### WHAT YOU SHOULD DO
Extract all data as written.

---------- THE INPUT

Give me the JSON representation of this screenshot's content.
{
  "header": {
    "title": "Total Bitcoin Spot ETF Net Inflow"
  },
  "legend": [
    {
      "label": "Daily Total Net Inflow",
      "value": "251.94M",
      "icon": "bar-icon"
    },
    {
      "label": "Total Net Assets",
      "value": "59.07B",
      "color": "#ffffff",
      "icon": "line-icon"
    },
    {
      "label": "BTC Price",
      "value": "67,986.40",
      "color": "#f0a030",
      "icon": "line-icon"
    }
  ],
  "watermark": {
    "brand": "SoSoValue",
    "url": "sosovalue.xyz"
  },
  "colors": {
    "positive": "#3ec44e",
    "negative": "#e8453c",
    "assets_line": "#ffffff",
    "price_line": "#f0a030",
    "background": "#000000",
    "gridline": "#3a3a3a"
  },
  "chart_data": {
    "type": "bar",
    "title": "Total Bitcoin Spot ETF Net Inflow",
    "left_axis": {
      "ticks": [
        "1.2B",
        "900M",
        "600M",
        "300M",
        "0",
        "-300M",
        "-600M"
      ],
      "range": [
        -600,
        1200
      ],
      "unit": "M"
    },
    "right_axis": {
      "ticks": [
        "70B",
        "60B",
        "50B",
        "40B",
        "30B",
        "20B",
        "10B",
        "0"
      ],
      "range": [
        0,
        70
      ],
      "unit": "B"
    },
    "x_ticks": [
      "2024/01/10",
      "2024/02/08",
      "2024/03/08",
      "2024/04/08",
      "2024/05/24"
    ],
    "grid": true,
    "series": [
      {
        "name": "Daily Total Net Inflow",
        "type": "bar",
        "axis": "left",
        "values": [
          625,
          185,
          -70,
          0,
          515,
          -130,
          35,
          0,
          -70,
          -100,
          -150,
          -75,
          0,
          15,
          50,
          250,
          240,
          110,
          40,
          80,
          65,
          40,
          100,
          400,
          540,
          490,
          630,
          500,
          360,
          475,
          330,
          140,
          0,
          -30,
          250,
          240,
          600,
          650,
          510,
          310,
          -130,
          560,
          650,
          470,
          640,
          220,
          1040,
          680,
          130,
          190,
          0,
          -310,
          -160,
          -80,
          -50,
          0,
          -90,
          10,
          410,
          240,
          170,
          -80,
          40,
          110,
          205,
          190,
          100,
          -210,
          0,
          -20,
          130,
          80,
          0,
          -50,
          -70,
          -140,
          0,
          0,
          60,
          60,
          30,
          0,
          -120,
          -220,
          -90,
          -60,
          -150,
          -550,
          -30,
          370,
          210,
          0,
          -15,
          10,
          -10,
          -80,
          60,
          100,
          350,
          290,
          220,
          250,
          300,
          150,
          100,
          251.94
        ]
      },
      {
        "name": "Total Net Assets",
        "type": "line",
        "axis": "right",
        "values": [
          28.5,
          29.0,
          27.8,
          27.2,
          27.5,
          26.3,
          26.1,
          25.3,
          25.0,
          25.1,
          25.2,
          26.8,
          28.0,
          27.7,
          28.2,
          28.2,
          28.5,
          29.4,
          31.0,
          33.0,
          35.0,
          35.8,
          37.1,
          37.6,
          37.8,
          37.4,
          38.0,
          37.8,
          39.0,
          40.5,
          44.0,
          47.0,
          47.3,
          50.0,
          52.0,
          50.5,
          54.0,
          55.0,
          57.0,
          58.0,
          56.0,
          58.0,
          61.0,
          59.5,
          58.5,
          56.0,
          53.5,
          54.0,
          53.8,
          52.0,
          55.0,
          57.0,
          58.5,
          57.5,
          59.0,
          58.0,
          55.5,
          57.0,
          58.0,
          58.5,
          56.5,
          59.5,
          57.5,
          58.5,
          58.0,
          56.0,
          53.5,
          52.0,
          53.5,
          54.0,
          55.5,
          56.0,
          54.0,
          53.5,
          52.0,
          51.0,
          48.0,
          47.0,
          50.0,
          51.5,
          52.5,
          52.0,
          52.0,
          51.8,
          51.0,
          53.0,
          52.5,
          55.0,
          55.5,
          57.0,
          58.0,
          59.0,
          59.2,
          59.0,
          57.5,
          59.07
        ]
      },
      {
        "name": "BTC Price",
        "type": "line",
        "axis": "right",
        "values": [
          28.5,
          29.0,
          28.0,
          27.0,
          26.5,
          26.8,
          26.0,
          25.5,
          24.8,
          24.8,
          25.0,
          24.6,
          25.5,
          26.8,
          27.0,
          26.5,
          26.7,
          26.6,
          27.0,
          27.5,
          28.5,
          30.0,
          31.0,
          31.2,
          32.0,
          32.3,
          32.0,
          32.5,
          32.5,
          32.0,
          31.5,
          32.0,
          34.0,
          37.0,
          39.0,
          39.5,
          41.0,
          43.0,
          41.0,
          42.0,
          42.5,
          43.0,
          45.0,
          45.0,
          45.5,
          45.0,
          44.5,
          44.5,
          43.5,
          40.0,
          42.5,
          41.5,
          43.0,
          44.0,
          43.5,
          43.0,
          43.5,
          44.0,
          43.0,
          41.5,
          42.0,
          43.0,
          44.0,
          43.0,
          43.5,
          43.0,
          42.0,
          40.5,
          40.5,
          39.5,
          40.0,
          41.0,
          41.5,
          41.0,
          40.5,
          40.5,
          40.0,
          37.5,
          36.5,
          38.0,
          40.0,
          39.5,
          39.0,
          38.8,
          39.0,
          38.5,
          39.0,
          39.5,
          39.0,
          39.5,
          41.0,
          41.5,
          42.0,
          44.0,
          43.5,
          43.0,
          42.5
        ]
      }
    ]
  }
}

--------------------

### SOLVED EXERCISE
Give me the JSON representation of this screenshot's content.
{
  "header": {
    "title": "Total Bitcoin Spot ETF Net Inflow"
  },
  "legend": [
    {
      "label": "Daily Total Net Inflow",
      "value": "251.94M",
      "icon": "bar-icon"
    },
    {
      "label": "Total Net Assets",
      "value": "59.07B",
      "color": "#ffffff",
      "icon": "line-icon"
    },
    {
      "label": "BTC Price",
      "value": "67,986.40",
      "color": "#f0a030",
      "icon": "line-icon"
    }
  ],
  "watermark": {
    "brand": "SoSoValue",
    "url": "sosovalue.xyz"
  },
  "colors": {
    "positive": "#3ec44e",
    "negative": "#e8453c",
    "assets_line": "#ffffff",
    "price_line": "#f0a030",
    "background": "#000000",
    "gridline": "#3a3a3a"
  },
  "chart_data": {
    "type": "bar",
    "title": "Total Bitcoin Spot ETF Net Inflow",
    "left_axis": {
      "ticks": [
        "1.2B",
        "900M",
        "600M",
        "300M",
        "0",
        "-300M",
        "-600M"
      ],
      "range": [
        -600,
        1200
      ],
      "unit": "M"
    },
    "right_axis": {
      "ticks": [
        "70B",
        "60B",
        "50B",
        "40B",
        "30B",
        "20B",
        "10B",
        "0"
      ],
      "range": [
        0,
        70
      ],
      "unit": "B"
    },
    "x_ticks": [
      "2024/01/10",
      "2024/02/08",
      "2024/03/08",
      "2024/04/08",
      "2024/05/24"
    ],
    "grid": true,
    "series": [
      {
        "name": "Daily Total Net Inflow",
        "type": "bar",
        "axis": "left",
        "values": [
          625,
          185,
          -70,
          0,
          515,
          -130,
          35,
          0,
          -70,
          -100,
          -150,
          -75,
          0,
          15,
          50,
          250,
          240,
          110,
          40,
          80,
          65,
          40,
          100,
          400,
          540,
          490,
          630,
          500,
          360,
          475,
          330,
          140,
          0,
          -30,
          250,
          240,
          600,
          650,
          510,
          310,
          -130,
          560,
          650,
          470,
          640,
          220,
          1040,
          680,
          130,
          190,
          0,
          -310,
          -160,
          -80,
          -50,
          0,
          -90,
          10,
          410,
          240,
          170,
          -80,
          40,
          110,
          205,
          190,
          100,
          -210,
          0,
          -20,
          130,
          80,
          0,
          -50,
          -70,
          -140,
          0,
          0,
          60,
          60,
          30,
          0,
          -120,
          -220,
          -90,
          -60,
          -150,
          -550,
          -30,
          370,
          210,
          0,
          -15,
          10,
          -10,
          -80,
          60,
          100,
          350,
          290,
          220,
          250,
          300,
          150,
          100,
          251.94
        ]
      },
      {
        "name": "Total Net Assets",
        "type": "line",
        "axis": "right",
        "values": [
          28.5,
          29.0,
          27.8,
          27.2,
          27.5,
          26.3,
          26.1,
          25.3,
          25.0,
          25.1,
          25.2,
          26.8,
          28.0,
          27.7,
          28.2,
          28.2,
          28.5,
          29.4,
          31.0,
          33.0,
          35.0,
          35.8,
          37.1,
          37.6,
          37.8,
          37.4,
          38.0,
          37.8,
          39.0,
          40.5,
          44.0,
          47.0,
          47.3,
          50.0,
          52.0,
          50.5,
          54.0,
          55.0,
          57.0,
          58.0,
          56.0,
          58.0,
          61.0,
          59.5,
          58.5,
          56.0,
          53.5,
          54.0,
          53.8,
          52.0,
          55.0,
          57.0,
          58.5,
          57.5,
          59.0,
          58.0,
          55.5,
          57.0,
          58.0,
          58.5,
          56.5,
          59.5,
          57.5,
          58.5,
          58.0,
          56.0,
          53.5,
          52.0,
          53.5,
          54.0,
          55.5,
          56.0,
          54.0,
          53.5,
          52.0,
          51.0,
          48.0,
          47.0,
          50.0,
          51.5,
          52.5,
          52.0,
          52.0,
          51.8,
          51.0,
          53.0,
          52.5,
          55.0,
          55.5,
          57.0,
          58.0,
          59.0,
          59.2,
          59.0,
          57.5,
          59.07
        ]
      },
      {
        "name": "BTC Price",
        "type": "line",
        "axis": "right",
        "values": [
          28.5,
          29.0,
          28.0,
          27.0,
          26.5,
          26.8,
          26.0,
          25.5,
          24.8,
          24.8,
          25.0,
          24.6,
          25.5,
          26.8,
          27.0,
          26.5,
          26.7,
          26.6,
          27.0,
          27.5,
          28.5,
          30.0,
          31.0,
          31.2,
          32.0,
          32.3,
          32.0,
          32.5,
          32.5,
          32.0,
          31.5,
          32.0,
          34.0,
          37.0,
          39.0,
          39.5,
          41.0,
          43.0,
          41.0,
          42.0,
          42.5,
          43.0,
          45.0,
          45.0,
          45.5,
          45.0,
          44.5,
          44.5,
          43.5,
          40.0,
          42.5,
          41.5,
          43.0,
          44.0,
          43.5,
          43.0,
          43.5,
          44.0,
          43.0,
          41.5,
          42.0,
          43.0,
          44.0,
          43.0,
          43.5,
          43.0,
          42.0,
          40.5,
          40.5,
          39.5,
          40.0,
          41.0,
          41.5,
          41.0,
          40.5,
          40.5,
          40.0,
          37.5,
          36.5,
          38.0,
          40.0,
          39.5,
          39.0,
          38.8,
          39.0,
          38.5,
          39.0,
          39.5,
          39.0,
          39.5,
          41.0,
          41.5,
          42.0,
          44.0,
          43.5,
          43.0,
          42.5
        ]
      }
    ]
  }
}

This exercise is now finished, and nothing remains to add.